►

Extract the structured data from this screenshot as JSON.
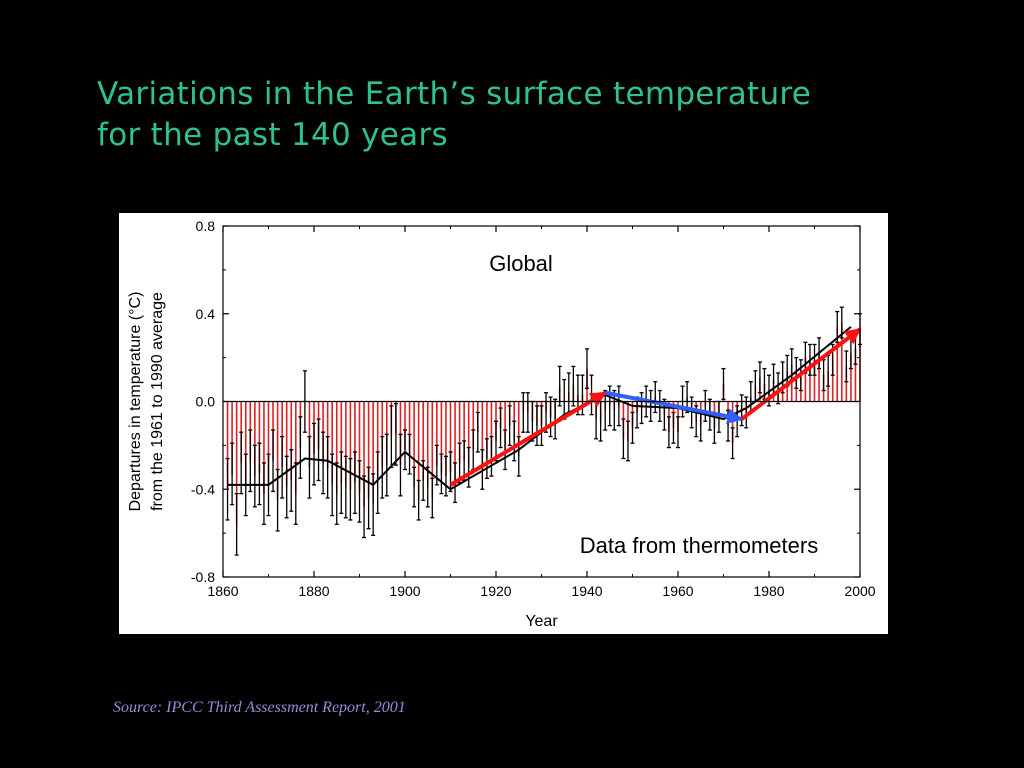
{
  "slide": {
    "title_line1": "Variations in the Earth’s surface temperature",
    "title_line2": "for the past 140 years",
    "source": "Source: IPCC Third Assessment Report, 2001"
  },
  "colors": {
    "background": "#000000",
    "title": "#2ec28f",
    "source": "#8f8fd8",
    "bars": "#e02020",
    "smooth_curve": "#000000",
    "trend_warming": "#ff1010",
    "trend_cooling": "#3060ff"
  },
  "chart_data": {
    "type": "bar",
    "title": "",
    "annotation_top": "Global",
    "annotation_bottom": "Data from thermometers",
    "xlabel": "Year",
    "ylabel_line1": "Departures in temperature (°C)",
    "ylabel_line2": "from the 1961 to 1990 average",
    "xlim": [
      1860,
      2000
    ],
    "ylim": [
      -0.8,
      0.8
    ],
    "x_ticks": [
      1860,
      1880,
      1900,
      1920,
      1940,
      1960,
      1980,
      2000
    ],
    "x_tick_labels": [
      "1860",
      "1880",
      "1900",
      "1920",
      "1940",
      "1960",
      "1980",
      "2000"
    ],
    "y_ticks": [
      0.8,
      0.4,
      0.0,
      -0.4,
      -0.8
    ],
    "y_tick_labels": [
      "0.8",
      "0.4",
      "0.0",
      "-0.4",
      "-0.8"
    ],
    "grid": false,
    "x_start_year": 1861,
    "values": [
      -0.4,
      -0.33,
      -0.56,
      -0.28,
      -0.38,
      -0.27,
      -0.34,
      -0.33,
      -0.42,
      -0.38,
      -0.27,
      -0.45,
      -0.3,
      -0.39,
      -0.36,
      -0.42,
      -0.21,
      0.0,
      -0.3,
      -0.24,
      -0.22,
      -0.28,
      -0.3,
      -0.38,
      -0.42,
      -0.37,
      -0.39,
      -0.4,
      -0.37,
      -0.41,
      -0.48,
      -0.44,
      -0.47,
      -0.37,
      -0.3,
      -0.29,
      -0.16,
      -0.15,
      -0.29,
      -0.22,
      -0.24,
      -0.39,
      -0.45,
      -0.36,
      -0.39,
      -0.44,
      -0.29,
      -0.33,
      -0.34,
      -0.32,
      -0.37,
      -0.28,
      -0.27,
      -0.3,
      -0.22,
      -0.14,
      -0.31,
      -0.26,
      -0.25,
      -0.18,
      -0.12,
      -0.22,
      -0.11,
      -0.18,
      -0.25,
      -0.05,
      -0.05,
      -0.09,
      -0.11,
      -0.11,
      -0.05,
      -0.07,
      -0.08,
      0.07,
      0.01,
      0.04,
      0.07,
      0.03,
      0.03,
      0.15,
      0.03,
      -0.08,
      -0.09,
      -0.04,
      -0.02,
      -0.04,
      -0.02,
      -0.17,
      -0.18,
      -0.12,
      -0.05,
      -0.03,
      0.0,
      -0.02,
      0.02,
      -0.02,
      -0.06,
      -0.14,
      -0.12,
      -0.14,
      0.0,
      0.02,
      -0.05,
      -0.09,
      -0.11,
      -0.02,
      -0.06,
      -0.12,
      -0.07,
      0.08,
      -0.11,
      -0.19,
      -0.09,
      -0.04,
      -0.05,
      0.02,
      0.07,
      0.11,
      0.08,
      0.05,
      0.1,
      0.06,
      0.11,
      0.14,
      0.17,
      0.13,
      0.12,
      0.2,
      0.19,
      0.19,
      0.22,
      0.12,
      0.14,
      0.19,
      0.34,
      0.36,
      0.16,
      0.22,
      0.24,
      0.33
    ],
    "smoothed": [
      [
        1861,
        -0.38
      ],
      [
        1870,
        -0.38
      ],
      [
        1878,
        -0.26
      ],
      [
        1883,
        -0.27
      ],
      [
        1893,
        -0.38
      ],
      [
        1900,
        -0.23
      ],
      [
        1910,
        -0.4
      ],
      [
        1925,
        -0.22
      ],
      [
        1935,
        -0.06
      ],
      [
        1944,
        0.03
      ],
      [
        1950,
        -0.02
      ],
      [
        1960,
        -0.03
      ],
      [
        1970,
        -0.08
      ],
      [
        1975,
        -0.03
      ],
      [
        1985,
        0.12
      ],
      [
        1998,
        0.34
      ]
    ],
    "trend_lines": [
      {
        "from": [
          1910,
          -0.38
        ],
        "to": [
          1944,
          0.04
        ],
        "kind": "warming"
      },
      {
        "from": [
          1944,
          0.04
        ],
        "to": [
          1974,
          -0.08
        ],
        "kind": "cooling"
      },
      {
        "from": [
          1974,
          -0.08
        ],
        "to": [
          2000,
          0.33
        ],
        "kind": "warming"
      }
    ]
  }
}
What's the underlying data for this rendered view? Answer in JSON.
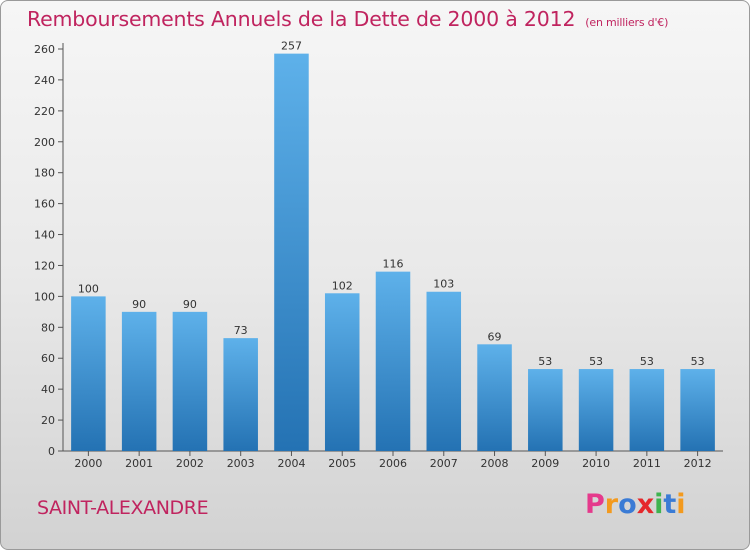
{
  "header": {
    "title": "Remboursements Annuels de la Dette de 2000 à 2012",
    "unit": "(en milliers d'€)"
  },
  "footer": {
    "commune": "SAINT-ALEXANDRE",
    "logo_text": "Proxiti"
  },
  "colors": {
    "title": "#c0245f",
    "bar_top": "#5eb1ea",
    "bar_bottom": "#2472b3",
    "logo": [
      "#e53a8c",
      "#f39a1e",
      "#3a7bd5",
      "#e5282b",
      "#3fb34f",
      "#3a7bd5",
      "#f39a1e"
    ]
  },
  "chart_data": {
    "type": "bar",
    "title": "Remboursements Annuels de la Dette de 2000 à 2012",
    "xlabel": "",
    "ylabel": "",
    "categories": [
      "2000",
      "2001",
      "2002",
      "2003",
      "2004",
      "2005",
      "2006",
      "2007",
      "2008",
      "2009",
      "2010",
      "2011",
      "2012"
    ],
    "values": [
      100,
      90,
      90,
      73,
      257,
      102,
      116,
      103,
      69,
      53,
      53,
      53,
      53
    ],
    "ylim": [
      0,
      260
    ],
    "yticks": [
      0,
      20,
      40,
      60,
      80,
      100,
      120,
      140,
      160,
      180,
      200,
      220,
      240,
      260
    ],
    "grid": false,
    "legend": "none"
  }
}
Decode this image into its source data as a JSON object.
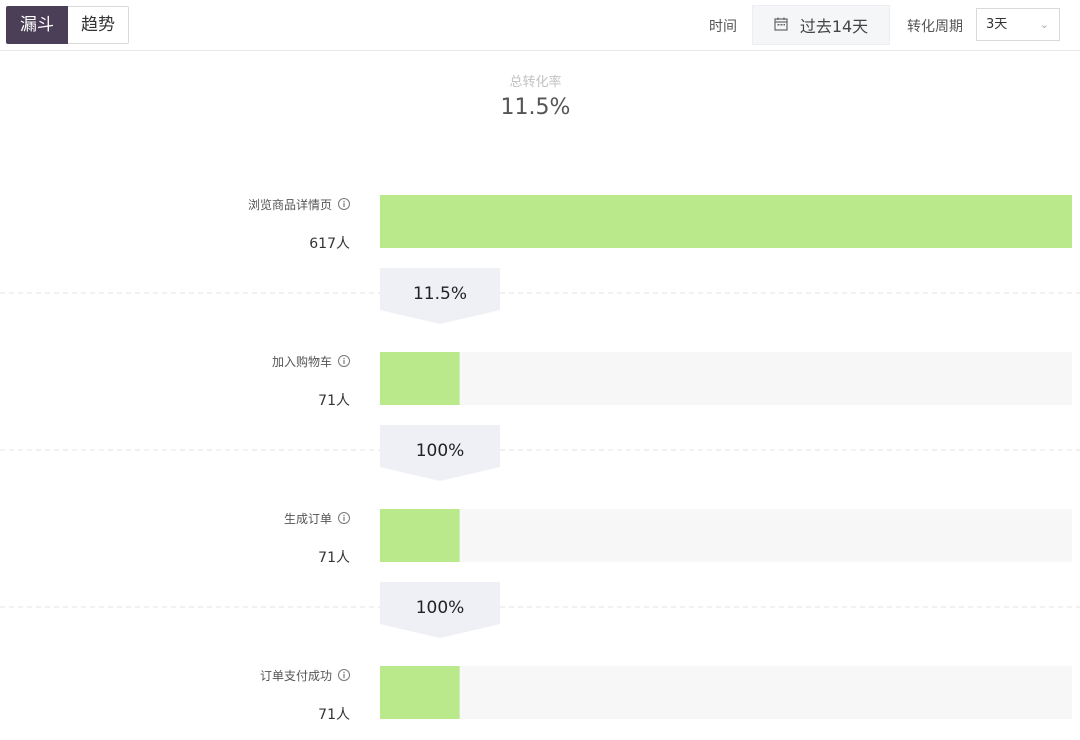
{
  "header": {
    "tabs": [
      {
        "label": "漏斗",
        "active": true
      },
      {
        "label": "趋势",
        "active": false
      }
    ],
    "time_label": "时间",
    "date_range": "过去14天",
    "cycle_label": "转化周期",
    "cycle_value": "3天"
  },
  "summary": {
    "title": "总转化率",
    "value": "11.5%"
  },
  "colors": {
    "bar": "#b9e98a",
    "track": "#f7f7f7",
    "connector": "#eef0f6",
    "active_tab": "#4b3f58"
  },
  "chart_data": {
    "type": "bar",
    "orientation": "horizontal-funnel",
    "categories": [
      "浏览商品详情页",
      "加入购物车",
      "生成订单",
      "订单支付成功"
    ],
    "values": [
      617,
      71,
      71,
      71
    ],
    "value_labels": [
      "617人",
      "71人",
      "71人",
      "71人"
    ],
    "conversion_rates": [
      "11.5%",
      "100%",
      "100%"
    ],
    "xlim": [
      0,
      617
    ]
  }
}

◄

PROMPT: Starting with the line that holds "What's the underlying", repeat exactly every line through the end of the material above, both ends included, without the pictures.

OUTPUT:
What's the underlying data for this rendered view? Answer in JSON.
{
  "header": {
    "title": "Remboursements Annuels de la Dette de 2000 à 2012",
    "unit": "(en milliers d'€)"
  },
  "footer": {
    "commune": "SAINT-ALEXANDRE",
    "logo_text": "Proxiti"
  },
  "colors": {
    "title": "#c0245f",
    "bar_top": "#5eb1ea",
    "bar_bottom": "#2472b3",
    "logo": [
      "#e53a8c",
      "#f39a1e",
      "#3a7bd5",
      "#e5282b",
      "#3fb34f",
      "#3a7bd5",
      "#f39a1e"
    ]
  },
  "chart_data": {
    "type": "bar",
    "title": "Remboursements Annuels de la Dette de 2000 à 2012",
    "xlabel": "",
    "ylabel": "",
    "categories": [
      "2000",
      "2001",
      "2002",
      "2003",
      "2004",
      "2005",
      "2006",
      "2007",
      "2008",
      "2009",
      "2010",
      "2011",
      "2012"
    ],
    "values": [
      100,
      90,
      90,
      73,
      257,
      102,
      116,
      103,
      69,
      53,
      53,
      53,
      53
    ],
    "ylim": [
      0,
      260
    ],
    "yticks": [
      0,
      20,
      40,
      60,
      80,
      100,
      120,
      140,
      160,
      180,
      200,
      220,
      240,
      260
    ],
    "grid": false,
    "legend": "none"
  }
}
Decode this image into its source data as a JSON object.
{
  "header": {
    "tabs": [
      {
        "label": "漏斗",
        "active": true
      },
      {
        "label": "趋势",
        "active": false
      }
    ],
    "time_label": "时间",
    "date_range": "过去14天",
    "cycle_label": "转化周期",
    "cycle_value": "3天"
  },
  "summary": {
    "title": "总转化率",
    "value": "11.5%"
  },
  "colors": {
    "bar": "#b9e98a",
    "track": "#f7f7f7",
    "connector": "#eef0f6",
    "active_tab": "#4b3f58"
  },
  "chart_data": {
    "type": "bar",
    "orientation": "horizontal-funnel",
    "categories": [
      "浏览商品详情页",
      "加入购物车",
      "生成订单",
      "订单支付成功"
    ],
    "values": [
      617,
      71,
      71,
      71
    ],
    "value_labels": [
      "617人",
      "71人",
      "71人",
      "71人"
    ],
    "conversion_rates": [
      "11.5%",
      "100%",
      "100%"
    ],
    "xlim": [
      0,
      617
    ]
  }
}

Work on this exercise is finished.